### Exercise brief
Reproduce every entry in the listing without alteration.

(Collected data entries)
━━━━━━━━━━━━━━━━━━━━

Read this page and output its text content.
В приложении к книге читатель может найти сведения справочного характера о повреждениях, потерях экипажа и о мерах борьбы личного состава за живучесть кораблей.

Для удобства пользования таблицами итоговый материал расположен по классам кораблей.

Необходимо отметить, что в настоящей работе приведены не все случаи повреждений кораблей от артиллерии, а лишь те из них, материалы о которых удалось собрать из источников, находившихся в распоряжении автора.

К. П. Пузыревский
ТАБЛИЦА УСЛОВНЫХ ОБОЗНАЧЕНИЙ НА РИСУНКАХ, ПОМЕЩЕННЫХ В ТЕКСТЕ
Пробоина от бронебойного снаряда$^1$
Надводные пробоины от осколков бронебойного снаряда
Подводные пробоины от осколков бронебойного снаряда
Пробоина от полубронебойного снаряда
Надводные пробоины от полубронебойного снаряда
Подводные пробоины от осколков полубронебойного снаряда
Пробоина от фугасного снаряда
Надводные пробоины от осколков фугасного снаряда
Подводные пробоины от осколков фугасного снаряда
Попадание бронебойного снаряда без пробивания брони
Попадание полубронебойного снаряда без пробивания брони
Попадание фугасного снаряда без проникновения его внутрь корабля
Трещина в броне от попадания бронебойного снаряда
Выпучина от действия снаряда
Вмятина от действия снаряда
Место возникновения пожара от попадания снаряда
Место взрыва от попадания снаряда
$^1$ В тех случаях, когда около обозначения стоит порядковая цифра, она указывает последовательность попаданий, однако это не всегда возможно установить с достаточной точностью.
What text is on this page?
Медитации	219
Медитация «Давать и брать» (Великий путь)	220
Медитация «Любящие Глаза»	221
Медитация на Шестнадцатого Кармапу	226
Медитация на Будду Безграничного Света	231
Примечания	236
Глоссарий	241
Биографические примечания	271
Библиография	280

━━━━━━━━━━━━━━━━━━━━

### Exercise output
Read this page and output its text content.
В приложении к книге читатель может найти сведения справочного характера о повреждениях, потерях экипажа и о мерах борьбы личного состава за живучесть кораблей.

Для удобства пользования таблицами итоговый материал расположен по классам кораблей.

Необходимо отметить, что в настоящей работе приведены не все случаи повреждений кораблей от артиллерии, а лишь те из них, материалы о которых удалось собрать из источников, находившихся в распоряжении автора.

К. П. Пузыревский
ТАБЛИЦА УСЛОВНЫХ ОБОЗНАЧЕНИЙ НА РИСУНКАХ, ПОМЕЩЕННЫХ В ТЕКСТЕ
Пробоина от бронебойного снаряда$^1$
Надводные пробоины от осколков бронебойного снаряда
Подводные пробоины от осколков бронебойного снаряда
Пробоина от полубронебойного снаряда
Надводные пробоины от полубронебойного снаряда
Подводные пробоины от осколков полубронебойного снаряда
Пробоина от фугасного снаряда
Надводные пробоины от осколков фугасного снаряда
Подводные пробоины от осколков фугасного снаряда
Попадание бронебойного снаряда без пробивания брони
Попадание полубронебойного снаряда без пробивания брони
Попадание фугасного снаряда без проникновения его внутрь корабля
Трещина в броне от попадания бронебойного снаряда
Выпучина от действия снаряда
Вмятина от действия снаряда
Место возникновения пожара от попадания снаряда
Место взрыва от попадания снаряда
$^1$ В тех случаях, когда около обозначения стоит порядковая цифра, она указывает последовательность попаданий, однако это не всегда возможно установить с достаточной точностью.
What text is on this page?
Медитации	219
Медитация «Давать и брать» (Великий путь)	220
Медитация «Любящие Глаза»	221
Медитация на Шестнадцатого Кармапу	226
Медитация на Будду Безграничного Света	231
Примечания	236
Глоссарий	241
Биографические примечания	271
Библиография	280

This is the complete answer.